◆ **Task goal**: Convert everything in the listing from the line containing "Patent image size: (466, 1086)." down to the line containing "The short passage 46 is at (244, 62).", both included, into a JSON list of strings with one string per line and blank lines omitted.
########
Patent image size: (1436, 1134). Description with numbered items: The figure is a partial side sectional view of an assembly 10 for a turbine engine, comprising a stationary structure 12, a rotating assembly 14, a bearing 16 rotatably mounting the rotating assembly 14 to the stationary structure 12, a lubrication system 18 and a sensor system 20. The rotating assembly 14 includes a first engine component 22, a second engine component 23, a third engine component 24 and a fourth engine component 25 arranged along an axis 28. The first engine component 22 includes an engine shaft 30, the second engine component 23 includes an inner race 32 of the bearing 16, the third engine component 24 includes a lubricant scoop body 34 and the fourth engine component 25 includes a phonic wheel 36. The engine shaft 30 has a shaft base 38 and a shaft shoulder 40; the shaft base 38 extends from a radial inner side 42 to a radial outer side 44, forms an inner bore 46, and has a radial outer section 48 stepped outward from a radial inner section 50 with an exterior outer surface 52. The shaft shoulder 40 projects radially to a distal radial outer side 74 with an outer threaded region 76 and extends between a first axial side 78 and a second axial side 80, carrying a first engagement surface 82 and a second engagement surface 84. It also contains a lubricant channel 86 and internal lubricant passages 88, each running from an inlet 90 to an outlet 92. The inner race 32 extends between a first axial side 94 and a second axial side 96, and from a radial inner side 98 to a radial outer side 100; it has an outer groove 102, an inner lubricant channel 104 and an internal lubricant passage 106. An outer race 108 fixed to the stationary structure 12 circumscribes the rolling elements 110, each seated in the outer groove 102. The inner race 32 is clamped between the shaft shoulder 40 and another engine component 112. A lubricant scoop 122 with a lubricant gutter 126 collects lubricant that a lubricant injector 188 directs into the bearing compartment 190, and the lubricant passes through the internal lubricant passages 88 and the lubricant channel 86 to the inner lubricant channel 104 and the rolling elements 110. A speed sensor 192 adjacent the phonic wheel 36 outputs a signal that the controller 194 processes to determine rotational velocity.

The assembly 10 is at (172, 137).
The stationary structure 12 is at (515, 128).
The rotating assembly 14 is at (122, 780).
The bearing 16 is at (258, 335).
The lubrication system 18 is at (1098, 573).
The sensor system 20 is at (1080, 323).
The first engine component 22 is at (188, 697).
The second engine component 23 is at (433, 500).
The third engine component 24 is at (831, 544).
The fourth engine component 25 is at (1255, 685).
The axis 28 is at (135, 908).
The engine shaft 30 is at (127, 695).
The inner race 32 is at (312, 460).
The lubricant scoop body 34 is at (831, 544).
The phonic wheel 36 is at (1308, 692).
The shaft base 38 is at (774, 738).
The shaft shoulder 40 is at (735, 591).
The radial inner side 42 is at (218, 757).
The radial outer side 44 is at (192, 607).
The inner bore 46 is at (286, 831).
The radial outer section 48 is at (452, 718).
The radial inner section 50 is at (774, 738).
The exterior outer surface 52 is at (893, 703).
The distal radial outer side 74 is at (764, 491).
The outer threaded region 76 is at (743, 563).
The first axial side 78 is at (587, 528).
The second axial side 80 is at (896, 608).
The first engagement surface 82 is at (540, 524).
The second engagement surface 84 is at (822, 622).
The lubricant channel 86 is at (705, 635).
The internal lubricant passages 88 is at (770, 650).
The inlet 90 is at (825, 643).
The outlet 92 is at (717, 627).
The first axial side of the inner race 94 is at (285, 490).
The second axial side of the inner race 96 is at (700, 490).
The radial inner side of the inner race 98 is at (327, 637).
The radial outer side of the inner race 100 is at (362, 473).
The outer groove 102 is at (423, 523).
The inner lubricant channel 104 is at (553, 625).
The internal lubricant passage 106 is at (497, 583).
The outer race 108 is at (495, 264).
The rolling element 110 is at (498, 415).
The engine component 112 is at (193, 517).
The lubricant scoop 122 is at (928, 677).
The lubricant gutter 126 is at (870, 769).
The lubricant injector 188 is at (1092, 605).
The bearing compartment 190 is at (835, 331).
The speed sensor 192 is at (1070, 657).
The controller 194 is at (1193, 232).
########
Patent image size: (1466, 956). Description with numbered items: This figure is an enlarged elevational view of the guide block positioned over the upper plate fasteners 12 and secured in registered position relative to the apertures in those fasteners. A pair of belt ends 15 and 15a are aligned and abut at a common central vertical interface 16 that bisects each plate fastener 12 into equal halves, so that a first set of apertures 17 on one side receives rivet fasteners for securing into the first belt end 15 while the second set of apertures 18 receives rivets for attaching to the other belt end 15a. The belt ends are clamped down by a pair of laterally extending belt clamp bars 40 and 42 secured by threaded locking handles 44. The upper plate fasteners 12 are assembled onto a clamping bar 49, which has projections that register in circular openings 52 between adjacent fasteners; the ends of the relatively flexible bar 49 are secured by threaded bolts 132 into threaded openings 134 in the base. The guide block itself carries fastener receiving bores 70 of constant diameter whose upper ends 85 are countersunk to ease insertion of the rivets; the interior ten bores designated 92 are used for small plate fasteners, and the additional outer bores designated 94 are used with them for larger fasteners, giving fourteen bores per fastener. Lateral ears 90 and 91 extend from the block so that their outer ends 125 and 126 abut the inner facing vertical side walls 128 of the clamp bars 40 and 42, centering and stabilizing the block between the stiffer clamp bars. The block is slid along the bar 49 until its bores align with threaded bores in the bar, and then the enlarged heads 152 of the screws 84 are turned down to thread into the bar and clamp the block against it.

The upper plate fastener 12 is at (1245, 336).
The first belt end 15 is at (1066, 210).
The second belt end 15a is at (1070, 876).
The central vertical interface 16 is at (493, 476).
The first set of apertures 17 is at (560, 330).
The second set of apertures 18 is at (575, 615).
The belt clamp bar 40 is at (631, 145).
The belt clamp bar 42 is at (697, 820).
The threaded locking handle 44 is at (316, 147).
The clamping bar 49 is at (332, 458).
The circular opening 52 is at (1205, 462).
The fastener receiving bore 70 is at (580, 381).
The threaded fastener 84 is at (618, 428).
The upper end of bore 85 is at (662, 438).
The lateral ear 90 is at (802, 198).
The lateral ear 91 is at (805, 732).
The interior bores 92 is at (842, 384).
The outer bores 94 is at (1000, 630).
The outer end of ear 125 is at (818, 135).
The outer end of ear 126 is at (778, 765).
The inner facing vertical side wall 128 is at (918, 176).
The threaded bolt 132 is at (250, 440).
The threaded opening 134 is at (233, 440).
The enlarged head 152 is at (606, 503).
########
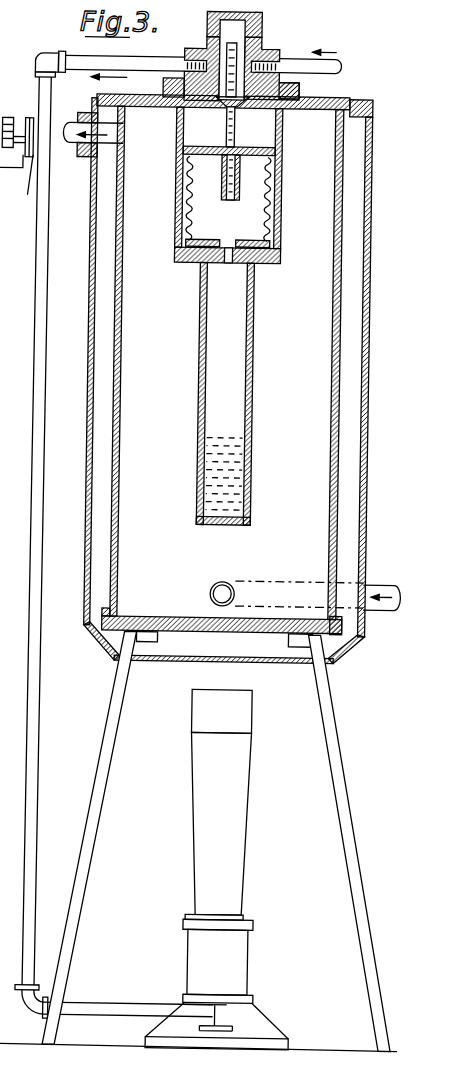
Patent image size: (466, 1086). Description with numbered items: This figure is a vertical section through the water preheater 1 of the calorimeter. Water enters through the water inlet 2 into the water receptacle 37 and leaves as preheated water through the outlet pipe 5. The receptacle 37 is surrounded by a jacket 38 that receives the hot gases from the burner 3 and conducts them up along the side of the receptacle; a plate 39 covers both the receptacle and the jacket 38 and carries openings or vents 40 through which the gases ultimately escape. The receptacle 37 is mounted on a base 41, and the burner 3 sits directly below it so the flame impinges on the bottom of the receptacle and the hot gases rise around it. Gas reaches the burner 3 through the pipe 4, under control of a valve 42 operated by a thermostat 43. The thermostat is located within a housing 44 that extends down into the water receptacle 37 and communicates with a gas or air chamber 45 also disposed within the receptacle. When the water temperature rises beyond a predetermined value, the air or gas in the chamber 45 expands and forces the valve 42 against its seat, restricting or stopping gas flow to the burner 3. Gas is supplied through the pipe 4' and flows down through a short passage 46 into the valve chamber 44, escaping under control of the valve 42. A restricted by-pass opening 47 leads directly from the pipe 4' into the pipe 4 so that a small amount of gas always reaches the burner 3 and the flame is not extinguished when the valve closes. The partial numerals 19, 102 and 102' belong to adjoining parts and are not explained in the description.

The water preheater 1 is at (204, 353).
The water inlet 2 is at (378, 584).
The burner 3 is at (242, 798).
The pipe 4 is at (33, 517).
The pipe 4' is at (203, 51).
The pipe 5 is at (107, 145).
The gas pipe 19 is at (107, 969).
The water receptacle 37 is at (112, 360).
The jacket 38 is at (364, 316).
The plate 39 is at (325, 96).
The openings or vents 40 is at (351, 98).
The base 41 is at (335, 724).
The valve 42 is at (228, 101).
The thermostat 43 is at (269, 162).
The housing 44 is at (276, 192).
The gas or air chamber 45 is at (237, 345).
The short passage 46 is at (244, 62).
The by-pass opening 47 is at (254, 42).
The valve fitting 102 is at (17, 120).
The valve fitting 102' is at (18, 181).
########
◆ **Written solution**:
[
  "Patent image size: (466, 1086). Description with numbered items: This figure is a vertical section through the water preheater 1 of the calorimeter. Water enters through the water inlet 2 into the water receptacle 37 and leaves as preheated water through the outlet pipe 5. The receptacle 37 is surrounded by a jacket 38 that receives the hot gases from the burner 3 and conducts them up along the side of the receptacle; a plate 39 covers both the receptacle and the jacket 38 and carries openings or vents 40 through which the gases ultimately escape. The receptacle 37 is mounted on a base 41, and the burner 3 sits directly below it so the flame impinges on the bottom of the receptacle and the hot gases rise around it. Gas reaches the burner 3 through the pipe 4, under control of a valve 42 operated by a thermostat 43. The thermostat is located within a housing 44 that extends down into the water receptacle 37 and communicates with a gas or air chamber 45 also disposed within the receptacle. When the water temperature rises beyond a predetermined value, the air or gas in the chamber 45 expands and forces the valve 42 against its seat, restricting or stopping gas flow to the burner 3. Gas is supplied through the pipe 4' and flows down through a short passage 46 into the valve chamber 44, escaping under control of the valve 42. A restricted by-pass opening 47 leads directly from the pipe 4' into the pipe 4 so that a small amount of gas always reaches the burner 3 and the flame is not extinguished when the valve closes. The partial numerals 19, 102 and 102' belong to adjoining parts and are not explained in the description.",
  "The water preheater 1 is at (204, 353).",
  "The water inlet 2 is at (378, 584).",
  "The burner 3 is at (242, 798).",
  "The pipe 4 is at (33, 517).",
  "The pipe 4' is at (203, 51).",
  "The pipe 5 is at (107, 145).",
  "The gas pipe 19 is at (107, 969).",
  "The water receptacle 37 is at (112, 360).",
  "The jacket 38 is at (364, 316).",
  "The plate 39 is at (325, 96).",
  "The openings or vents 40 is at (351, 98).",
  "The base 41 is at (335, 724).",
  "The valve 42 is at (228, 101).",
  "The thermostat 43 is at (269, 162).",
  "The housing 44 is at (276, 192).",
  "The gas or air chamber 45 is at (237, 345).",
  "The short passage 46 is at (244, 62)."
]